WHAT IS ASKED → Which lines in the material below contain the string "anomaly"? Find each one and copy it out in full.
-- START --
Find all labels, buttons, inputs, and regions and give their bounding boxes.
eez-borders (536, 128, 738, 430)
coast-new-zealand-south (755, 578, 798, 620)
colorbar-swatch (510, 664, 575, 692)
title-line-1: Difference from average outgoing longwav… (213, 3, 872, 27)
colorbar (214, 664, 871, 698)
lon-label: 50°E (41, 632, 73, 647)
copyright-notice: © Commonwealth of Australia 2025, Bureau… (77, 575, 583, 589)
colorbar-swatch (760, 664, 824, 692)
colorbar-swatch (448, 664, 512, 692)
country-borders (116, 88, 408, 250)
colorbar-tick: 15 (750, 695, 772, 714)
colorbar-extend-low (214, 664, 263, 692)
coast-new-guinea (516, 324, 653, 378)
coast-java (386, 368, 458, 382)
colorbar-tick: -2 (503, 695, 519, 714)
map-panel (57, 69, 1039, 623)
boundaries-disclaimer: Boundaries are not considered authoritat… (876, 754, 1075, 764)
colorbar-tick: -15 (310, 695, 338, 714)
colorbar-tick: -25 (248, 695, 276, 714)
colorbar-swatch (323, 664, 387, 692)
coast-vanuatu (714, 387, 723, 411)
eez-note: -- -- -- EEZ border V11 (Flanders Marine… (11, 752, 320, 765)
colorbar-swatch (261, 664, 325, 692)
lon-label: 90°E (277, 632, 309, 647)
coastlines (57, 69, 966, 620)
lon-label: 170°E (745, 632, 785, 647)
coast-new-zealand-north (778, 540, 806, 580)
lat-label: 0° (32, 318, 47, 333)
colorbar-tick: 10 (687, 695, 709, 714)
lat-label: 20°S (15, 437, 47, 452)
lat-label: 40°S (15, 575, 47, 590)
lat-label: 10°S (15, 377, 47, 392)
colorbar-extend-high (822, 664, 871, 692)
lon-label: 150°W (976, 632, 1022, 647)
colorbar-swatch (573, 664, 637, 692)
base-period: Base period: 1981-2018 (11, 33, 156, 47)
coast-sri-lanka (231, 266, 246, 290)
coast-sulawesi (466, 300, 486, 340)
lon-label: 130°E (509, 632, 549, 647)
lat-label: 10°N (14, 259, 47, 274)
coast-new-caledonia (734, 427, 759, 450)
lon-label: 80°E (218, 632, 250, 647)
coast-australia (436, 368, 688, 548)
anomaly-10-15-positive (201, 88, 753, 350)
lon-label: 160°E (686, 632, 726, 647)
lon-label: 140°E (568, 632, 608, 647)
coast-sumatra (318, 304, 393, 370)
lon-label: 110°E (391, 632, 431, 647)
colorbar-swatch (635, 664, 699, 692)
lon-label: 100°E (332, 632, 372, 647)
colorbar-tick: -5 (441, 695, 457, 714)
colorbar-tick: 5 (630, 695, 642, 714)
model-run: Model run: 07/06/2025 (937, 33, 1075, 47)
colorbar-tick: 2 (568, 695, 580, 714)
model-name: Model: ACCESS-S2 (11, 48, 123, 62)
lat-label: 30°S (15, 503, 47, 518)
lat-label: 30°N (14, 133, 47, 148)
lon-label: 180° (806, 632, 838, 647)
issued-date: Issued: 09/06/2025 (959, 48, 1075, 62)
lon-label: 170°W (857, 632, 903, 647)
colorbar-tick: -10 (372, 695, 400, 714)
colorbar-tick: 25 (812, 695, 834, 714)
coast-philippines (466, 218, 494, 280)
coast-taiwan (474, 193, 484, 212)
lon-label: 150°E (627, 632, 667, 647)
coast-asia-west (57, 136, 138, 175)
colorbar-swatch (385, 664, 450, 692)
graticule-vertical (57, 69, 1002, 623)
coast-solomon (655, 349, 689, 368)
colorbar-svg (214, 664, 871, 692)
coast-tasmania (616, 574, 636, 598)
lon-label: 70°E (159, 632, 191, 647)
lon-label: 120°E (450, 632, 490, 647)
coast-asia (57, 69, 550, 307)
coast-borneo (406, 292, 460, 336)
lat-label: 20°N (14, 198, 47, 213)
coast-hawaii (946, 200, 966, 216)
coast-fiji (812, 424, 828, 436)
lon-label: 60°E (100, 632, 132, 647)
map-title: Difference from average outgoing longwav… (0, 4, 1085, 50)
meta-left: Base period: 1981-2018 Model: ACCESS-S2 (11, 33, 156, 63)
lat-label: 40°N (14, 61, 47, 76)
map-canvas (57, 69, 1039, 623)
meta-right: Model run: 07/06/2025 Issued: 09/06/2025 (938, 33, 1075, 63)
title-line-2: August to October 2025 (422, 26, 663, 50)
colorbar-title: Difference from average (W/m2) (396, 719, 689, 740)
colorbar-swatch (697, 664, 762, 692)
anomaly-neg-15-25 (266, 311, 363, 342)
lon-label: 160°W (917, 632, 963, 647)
-- END --
RESPONSE →
anomaly-10-15-positive (201, 88, 753, 350)
anomaly-neg-15-25 (266, 311, 363, 342)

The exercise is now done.